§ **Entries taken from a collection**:
++++++++++
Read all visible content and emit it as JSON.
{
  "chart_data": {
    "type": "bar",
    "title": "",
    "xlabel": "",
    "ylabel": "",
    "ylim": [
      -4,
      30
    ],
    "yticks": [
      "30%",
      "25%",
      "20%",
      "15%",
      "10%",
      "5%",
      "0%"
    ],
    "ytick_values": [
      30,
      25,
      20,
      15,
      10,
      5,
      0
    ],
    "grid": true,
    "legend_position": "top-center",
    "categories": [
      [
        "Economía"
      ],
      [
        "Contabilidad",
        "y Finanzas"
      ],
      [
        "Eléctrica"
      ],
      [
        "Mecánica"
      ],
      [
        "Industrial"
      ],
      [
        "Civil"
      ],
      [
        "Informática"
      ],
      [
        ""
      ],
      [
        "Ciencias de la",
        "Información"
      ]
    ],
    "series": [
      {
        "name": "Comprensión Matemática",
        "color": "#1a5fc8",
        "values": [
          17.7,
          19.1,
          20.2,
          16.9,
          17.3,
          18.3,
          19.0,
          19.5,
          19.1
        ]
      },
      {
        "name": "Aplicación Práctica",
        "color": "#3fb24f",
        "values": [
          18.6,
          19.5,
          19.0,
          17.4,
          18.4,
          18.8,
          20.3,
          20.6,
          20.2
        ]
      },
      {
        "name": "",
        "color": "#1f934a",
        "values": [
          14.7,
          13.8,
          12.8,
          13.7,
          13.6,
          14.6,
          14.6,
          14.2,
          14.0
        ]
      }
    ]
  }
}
++++++++++
§ **GOAL OF THE EXERCISE**: Keep only those lines of the records that hold "name", and return them.

§ **SOLUTION FOR THIS TASK**:
        "name": "Comprensión Matemática",
        "name": "Aplicación Práctica",
        "name": "",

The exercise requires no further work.